## What the exercise asks
Render every entry exactly as it appears.

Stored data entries
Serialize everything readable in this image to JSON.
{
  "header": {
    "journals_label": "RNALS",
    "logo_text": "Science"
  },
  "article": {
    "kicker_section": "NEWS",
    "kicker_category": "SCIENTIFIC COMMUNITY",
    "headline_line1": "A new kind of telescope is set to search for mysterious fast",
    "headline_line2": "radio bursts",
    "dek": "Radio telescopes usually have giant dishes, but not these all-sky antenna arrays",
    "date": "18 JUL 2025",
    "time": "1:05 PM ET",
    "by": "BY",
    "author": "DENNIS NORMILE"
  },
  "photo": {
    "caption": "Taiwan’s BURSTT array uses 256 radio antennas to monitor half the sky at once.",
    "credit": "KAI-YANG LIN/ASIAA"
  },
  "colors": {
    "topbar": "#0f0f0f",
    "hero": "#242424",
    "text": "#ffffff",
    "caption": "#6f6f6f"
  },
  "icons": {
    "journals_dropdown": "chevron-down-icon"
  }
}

## Task output
Serialize everything readable in this image to JSON.
{
  "header": {
    "journals_label": "RNALS",
    "logo_text": "Science"
  },
  "article": {
    "kicker_section": "NEWS",
    "kicker_category": "SCIENTIFIC COMMUNITY",
    "headline_line1": "A new kind of telescope is set to search for mysterious fast",
    "headline_line2": "radio bursts",
    "dek": "Radio telescopes usually have giant dishes, but not these all-sky antenna arrays",
    "date": "18 JUL 2025",
    "time": "1:05 PM ET",
    "by": "BY",
    "author": "DENNIS NORMILE"
  },
  "photo": {
    "caption": "Taiwan’s BURSTT array uses 256 radio antennas to monitor half the sky at once.",
    "credit": "KAI-YANG LIN/ASIAA"
  },
  "colors": {
    "topbar": "#0f0f0f",
    "hero": "#242424",
    "text": "#ffffff",
    "caption": "#6f6f6f"
  },
  "icons": {
    "journals_dropdown": "chevron-down-icon"
  }
}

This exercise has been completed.